__本文抜粋__:

● ● ● ● ● ● ●

写真について:基本の10大構図法をそれぞれの特性と実例で徹底解説

写真や絵を描く時に最も重要な要素である構図。その10大構図法について実例を交えながら解説します。

はじめに

今回はいつものパワースポットではなく写真の話です。僕は色々な場所に行って写真を撮ったり絵を描いたりするのが好きです。

絵を描くのも写真を撮るのもその良し悪しを決める一番大事なことは同じ、それは「構図」です。

どんなに素晴らしい被写体で高価なカメラや絵の具を使ってどんなに丁寧に撮ったり描いても最初の「構図」が出来てないと全く印象的にならずただの記録になってしまいます。

写真や絵が「単なる記録」なのか「芸術」なのかを決める大きな一つの要素が「構図」なのです。

パワスケ

そんなの芸術的センス次第なのでは?

● ● ● ● ● ● ●

__提供データ__:
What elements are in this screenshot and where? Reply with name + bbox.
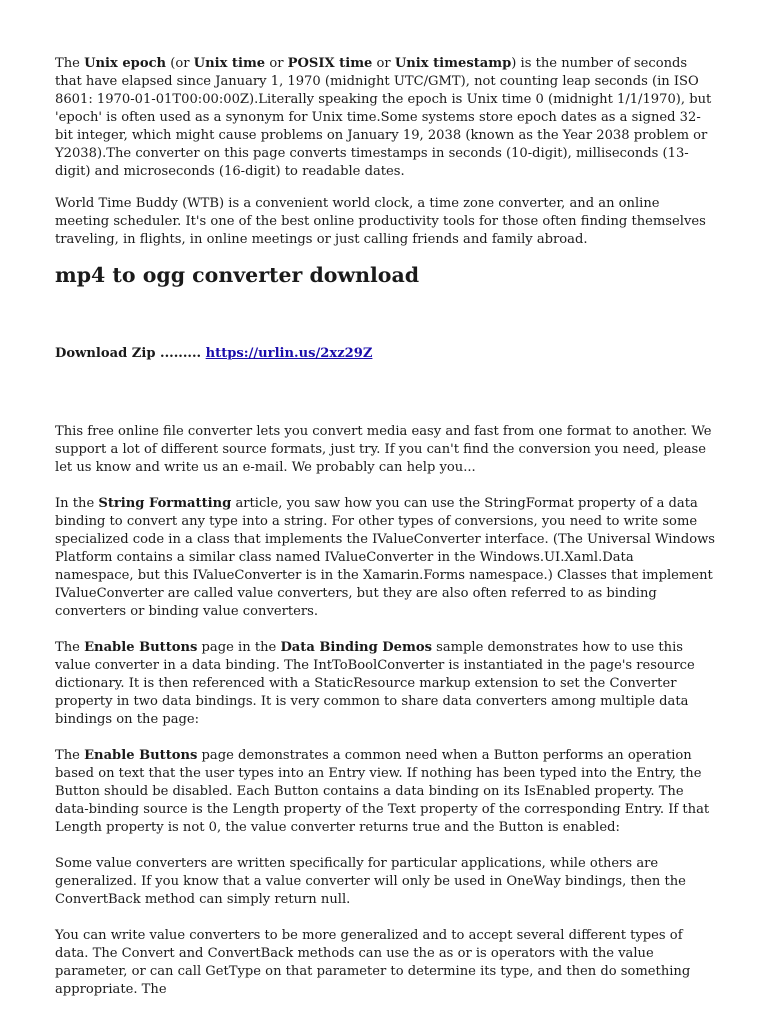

● ● ● ● ● ● ●

__課題一覧__:
a: 本文抜粋によると、写真を撮るときにも絵を描くときにも良し悪しを決める一番大事なことは何ですか。
b: 次の各記述が本文抜粋の内容と一致するかどうかを「はい」または「いいえ」で答え、判断の根拠となる本文の語句をそのまま引用してください。（i）今回の記事もいつもどおりパワースポットを扱っている。（ii）構図が出来ていなければ、写真や絵はただの記録になってしまう。（iii）記事では10種類の構図法を実例とともに解説する。

__解答一覧__:
a: 「構図」です。

b:
（i）いいえ。「今回はいつものパワースポットではなく写真の話です」
（ii）はい。「最初の「構図」が出来てないと全く印象的にならずただの記録になってしまいます」
（iii）はい。「その10大構図法について実例を交えながら解説します」